-- START --
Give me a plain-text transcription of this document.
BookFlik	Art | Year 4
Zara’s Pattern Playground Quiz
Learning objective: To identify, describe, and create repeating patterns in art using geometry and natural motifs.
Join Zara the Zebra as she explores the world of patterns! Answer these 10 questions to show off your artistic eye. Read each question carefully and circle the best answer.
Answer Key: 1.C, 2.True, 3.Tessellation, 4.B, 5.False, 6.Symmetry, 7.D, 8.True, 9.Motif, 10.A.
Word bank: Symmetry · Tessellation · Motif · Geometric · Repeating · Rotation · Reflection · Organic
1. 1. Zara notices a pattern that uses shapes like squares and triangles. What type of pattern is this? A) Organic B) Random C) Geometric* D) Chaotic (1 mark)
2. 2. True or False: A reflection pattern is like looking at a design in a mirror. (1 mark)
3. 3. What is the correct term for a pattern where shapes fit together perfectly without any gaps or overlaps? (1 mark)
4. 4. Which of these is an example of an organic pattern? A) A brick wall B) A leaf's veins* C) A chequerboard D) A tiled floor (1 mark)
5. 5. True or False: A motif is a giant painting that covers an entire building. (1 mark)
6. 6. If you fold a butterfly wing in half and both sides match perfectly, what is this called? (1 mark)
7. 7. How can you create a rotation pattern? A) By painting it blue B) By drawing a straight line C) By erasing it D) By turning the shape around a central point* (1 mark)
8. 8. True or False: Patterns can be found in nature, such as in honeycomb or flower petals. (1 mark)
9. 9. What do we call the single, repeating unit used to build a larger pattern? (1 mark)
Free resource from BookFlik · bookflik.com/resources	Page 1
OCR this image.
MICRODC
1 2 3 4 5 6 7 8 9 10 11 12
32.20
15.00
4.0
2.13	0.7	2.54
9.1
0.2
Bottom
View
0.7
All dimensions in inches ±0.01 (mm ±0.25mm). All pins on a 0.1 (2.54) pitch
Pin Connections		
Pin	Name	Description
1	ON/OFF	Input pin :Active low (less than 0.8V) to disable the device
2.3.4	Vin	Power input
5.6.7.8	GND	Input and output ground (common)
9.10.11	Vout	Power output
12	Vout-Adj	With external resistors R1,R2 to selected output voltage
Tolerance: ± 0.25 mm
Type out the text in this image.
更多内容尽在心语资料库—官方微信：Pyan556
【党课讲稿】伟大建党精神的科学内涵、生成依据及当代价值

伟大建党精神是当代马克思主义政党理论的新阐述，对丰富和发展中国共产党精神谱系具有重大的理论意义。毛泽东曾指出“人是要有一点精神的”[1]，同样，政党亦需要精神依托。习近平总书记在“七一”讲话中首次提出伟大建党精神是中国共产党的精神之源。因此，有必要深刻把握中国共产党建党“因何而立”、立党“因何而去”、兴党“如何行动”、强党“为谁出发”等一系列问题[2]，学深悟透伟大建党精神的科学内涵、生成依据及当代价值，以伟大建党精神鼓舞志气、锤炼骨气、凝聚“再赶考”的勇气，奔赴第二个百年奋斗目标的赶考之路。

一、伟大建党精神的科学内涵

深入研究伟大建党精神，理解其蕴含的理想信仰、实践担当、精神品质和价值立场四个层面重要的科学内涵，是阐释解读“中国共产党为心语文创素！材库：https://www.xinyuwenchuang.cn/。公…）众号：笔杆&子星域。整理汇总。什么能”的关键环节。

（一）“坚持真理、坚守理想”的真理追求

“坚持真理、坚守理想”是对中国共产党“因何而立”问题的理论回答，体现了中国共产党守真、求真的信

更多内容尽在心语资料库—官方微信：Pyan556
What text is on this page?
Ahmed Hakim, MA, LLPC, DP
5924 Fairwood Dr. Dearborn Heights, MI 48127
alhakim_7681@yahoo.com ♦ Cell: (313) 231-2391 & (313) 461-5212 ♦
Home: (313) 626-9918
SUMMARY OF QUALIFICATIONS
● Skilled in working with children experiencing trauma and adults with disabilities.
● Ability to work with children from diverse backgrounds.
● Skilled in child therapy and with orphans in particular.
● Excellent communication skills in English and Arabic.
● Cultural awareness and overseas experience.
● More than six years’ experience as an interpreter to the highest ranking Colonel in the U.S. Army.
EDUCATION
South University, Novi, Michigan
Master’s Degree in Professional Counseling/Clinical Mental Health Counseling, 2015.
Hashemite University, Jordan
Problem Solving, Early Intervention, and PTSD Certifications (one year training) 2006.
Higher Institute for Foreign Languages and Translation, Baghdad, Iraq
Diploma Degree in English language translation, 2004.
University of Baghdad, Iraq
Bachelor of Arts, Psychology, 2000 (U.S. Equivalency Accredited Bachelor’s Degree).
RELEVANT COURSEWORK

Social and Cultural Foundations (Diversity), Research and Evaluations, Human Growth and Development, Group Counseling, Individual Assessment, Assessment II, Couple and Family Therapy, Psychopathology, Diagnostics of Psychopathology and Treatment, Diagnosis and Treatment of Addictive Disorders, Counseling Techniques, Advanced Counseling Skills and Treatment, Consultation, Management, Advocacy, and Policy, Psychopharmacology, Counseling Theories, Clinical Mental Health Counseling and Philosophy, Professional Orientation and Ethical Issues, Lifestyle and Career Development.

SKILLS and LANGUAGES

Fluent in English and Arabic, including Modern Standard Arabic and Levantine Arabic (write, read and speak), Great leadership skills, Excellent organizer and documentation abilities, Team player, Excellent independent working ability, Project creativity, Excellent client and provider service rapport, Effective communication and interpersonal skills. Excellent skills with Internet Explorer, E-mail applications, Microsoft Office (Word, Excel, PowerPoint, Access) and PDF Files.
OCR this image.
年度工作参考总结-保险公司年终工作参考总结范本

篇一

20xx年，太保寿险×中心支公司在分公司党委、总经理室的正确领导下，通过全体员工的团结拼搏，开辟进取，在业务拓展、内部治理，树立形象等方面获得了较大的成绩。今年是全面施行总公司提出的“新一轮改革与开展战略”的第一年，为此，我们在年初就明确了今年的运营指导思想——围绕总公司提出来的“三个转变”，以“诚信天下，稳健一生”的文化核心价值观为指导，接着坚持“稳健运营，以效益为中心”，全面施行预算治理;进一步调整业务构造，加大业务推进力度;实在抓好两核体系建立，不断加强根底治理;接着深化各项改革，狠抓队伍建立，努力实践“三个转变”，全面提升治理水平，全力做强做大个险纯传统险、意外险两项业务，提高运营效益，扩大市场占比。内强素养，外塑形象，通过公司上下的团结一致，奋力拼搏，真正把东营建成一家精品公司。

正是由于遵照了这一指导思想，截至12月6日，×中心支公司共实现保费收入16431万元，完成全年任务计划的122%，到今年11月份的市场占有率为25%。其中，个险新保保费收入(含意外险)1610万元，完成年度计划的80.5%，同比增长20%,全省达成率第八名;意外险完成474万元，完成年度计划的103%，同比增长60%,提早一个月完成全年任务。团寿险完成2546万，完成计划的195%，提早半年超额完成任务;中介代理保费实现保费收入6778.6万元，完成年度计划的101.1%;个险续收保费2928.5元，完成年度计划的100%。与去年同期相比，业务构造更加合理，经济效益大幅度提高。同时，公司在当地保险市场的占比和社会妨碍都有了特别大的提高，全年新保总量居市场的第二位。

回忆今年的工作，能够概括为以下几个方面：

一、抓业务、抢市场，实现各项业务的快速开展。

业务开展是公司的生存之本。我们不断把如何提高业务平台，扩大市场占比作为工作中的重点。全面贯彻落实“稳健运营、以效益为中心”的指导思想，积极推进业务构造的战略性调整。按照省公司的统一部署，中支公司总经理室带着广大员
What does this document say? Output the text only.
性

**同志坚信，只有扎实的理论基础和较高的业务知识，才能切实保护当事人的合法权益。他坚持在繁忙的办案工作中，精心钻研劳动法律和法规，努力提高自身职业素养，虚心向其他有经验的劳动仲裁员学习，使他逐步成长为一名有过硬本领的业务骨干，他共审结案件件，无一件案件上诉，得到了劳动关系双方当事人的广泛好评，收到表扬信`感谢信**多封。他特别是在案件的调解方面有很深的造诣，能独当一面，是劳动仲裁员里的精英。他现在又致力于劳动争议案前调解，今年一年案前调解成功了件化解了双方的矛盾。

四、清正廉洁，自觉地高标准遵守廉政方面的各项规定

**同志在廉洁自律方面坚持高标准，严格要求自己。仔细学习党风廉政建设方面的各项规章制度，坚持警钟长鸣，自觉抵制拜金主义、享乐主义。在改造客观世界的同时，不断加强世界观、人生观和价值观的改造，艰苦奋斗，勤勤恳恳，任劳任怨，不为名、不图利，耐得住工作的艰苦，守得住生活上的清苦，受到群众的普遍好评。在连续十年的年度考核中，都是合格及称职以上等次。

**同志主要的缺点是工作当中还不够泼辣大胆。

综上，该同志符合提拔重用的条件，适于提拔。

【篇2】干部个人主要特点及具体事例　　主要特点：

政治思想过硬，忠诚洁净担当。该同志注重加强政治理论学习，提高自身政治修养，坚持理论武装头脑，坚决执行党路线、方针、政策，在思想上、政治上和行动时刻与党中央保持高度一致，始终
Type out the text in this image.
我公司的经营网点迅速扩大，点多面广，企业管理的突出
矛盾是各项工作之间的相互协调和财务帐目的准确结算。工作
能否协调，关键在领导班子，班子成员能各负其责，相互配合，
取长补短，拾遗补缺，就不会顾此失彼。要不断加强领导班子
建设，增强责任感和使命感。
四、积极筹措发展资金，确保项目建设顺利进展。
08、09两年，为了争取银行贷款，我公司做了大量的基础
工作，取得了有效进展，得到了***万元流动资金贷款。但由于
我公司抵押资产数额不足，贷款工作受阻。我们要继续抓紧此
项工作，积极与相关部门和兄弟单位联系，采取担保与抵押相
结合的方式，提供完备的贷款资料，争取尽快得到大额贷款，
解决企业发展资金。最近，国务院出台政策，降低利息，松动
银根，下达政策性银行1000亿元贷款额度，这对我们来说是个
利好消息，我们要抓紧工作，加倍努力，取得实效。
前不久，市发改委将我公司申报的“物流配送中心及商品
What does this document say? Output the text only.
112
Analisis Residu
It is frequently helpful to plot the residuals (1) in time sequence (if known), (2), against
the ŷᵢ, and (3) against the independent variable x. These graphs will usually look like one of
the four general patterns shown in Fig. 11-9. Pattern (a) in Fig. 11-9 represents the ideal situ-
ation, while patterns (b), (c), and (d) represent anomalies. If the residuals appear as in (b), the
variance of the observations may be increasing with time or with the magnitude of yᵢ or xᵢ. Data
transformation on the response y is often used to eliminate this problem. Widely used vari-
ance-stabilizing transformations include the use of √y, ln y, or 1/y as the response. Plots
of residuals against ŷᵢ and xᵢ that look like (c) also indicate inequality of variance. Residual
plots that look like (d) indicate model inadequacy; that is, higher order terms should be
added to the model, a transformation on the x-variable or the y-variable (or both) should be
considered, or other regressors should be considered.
-- END --
- [STATED PROBLEM] Count the lines in the records above that contain the word "time", and give only the number.

- [EXPECTED ANSWER] 2